**PROBLEM REQUIREMENTS:** Select and reproduce each line of the listing below that bears the string "病毒查杀".

Top of RECORDS SHOWN

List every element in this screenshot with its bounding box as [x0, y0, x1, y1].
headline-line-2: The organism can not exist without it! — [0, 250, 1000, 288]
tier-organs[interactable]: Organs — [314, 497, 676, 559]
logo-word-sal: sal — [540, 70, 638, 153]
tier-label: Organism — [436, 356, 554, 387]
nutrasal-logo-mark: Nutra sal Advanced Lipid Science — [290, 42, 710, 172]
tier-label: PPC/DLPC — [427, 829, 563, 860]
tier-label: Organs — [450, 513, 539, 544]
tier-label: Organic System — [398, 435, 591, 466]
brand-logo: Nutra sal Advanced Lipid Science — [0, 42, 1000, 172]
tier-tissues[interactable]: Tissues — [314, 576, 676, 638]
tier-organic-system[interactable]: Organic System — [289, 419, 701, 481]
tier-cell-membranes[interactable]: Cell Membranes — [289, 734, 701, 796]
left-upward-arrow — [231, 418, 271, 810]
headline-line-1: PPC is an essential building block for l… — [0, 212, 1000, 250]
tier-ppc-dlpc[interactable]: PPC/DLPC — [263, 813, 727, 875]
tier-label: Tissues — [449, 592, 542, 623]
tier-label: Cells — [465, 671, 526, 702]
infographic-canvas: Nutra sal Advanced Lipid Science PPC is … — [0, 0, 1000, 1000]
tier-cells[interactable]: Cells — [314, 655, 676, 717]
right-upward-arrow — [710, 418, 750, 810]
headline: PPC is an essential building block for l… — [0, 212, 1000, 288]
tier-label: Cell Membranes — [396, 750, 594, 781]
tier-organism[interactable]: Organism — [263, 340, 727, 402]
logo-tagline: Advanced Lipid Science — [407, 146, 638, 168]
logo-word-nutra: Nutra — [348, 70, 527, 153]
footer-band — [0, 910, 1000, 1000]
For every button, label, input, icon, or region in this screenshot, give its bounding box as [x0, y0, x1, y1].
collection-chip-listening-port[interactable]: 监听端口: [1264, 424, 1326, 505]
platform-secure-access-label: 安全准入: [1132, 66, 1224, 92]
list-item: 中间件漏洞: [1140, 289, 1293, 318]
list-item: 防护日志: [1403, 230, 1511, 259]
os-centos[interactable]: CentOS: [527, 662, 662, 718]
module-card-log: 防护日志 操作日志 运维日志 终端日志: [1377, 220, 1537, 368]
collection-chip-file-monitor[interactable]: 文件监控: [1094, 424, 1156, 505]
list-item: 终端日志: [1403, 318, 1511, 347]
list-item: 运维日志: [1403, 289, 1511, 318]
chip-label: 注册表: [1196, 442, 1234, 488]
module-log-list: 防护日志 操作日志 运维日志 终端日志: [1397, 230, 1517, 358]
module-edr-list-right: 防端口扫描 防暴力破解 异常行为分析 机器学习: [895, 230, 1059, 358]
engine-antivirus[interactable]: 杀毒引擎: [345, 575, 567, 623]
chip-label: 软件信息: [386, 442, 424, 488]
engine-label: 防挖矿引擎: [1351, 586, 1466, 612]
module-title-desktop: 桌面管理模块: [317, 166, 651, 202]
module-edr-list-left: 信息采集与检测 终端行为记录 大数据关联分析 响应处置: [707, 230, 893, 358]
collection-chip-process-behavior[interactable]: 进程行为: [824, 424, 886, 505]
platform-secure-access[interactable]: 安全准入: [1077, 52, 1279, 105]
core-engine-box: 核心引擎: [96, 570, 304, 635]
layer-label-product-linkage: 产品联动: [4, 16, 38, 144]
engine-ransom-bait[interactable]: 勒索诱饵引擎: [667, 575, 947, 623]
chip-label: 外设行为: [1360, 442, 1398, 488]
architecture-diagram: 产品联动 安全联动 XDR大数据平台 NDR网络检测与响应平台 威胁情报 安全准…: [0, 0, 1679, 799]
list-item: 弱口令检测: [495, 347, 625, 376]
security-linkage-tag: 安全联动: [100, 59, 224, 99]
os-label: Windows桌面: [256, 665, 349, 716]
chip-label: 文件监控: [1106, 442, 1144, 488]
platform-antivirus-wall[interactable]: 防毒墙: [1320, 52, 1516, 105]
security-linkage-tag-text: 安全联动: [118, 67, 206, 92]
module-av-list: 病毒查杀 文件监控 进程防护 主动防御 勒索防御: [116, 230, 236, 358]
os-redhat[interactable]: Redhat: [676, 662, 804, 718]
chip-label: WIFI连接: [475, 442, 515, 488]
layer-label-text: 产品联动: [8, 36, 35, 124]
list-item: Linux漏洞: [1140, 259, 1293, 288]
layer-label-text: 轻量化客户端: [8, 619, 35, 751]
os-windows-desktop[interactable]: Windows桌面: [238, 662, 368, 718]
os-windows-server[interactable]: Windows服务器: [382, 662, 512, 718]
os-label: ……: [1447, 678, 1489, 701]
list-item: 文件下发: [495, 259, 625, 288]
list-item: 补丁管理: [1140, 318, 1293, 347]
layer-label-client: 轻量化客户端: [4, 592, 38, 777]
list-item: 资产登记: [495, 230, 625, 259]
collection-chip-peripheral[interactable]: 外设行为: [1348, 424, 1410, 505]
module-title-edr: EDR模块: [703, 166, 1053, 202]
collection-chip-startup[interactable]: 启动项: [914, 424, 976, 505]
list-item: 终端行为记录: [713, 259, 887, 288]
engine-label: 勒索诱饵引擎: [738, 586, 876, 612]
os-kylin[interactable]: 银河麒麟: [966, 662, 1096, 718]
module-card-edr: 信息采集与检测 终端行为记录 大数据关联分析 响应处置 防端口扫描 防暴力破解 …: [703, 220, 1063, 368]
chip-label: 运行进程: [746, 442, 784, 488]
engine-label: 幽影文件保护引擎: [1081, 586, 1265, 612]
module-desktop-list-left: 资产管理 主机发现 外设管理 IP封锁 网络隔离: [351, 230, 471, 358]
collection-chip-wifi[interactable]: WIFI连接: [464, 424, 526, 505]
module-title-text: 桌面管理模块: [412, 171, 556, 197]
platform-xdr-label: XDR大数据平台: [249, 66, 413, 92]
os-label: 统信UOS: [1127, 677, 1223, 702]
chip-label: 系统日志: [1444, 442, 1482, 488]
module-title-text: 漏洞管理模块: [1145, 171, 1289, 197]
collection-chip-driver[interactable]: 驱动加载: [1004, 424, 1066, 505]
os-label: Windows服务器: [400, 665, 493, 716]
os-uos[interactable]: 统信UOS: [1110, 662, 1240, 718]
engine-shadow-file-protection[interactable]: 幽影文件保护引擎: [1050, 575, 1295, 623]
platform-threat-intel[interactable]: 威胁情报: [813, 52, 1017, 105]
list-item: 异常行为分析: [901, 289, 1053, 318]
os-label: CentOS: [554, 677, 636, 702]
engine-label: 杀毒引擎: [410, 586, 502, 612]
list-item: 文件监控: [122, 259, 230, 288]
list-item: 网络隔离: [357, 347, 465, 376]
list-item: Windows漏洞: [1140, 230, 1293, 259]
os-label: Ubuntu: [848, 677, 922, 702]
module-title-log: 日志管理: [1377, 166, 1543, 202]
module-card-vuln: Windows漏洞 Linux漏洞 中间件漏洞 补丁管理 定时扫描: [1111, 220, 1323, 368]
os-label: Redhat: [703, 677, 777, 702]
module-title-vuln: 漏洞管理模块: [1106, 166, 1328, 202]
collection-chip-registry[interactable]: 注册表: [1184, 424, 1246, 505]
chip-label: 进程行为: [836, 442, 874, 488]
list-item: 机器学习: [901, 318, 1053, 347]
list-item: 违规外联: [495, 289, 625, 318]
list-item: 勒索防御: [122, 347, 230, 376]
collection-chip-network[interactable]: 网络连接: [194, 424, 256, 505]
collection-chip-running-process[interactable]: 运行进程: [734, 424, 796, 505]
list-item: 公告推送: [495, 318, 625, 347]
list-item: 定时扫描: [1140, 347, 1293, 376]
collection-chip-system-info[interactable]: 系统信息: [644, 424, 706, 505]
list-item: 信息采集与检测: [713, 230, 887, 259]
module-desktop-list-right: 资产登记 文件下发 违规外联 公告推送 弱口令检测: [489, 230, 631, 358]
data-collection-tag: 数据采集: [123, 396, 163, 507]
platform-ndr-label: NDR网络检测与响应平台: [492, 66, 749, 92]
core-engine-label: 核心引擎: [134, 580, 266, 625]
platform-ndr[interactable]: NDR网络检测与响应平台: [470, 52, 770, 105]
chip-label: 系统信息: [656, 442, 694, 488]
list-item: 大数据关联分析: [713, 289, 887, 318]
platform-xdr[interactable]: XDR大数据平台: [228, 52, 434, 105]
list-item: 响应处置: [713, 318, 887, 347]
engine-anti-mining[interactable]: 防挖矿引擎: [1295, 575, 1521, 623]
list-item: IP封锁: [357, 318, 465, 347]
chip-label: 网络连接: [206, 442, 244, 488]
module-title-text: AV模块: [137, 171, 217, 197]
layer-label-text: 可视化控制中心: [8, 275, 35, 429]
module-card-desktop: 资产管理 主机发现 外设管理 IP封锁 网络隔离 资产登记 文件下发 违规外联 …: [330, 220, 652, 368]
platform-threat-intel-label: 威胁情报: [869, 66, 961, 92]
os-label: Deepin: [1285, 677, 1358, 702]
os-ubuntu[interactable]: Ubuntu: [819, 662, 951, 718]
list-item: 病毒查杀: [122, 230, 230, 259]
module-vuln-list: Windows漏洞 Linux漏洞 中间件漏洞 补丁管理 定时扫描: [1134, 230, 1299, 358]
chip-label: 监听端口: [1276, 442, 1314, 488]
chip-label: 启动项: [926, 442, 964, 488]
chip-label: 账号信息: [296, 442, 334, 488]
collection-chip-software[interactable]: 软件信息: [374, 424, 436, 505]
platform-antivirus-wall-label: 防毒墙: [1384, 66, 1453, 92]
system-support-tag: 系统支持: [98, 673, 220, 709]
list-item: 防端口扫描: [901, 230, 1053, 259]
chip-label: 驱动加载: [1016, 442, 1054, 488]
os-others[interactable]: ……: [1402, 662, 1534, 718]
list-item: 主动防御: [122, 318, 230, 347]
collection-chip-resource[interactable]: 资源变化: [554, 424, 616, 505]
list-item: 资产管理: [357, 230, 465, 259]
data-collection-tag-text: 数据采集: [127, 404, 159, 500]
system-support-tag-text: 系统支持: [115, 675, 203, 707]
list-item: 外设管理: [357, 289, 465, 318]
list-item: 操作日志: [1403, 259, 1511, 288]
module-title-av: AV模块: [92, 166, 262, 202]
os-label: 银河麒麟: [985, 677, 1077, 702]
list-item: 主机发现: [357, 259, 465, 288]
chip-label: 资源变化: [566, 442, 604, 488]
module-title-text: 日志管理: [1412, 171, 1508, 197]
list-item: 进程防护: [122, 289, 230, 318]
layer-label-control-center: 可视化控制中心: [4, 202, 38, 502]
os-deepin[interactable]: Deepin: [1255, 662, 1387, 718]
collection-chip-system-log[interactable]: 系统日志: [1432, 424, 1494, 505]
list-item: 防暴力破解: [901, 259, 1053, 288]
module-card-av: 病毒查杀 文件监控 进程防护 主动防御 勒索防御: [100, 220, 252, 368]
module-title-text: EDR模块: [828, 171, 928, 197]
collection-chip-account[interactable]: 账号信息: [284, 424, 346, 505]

Bottom of RECORDS SHOWN

**ANSWER SECTION:**
module-av-list: 病毒查杀 文件监控 进程防护 主动防御 勒索防御: [116, 230, 236, 358]
list-item: 病毒查杀: [122, 230, 230, 259]
module-card-av: 病毒查杀 文件监控 进程防护 主动防御 勒索防御: [100, 220, 252, 368]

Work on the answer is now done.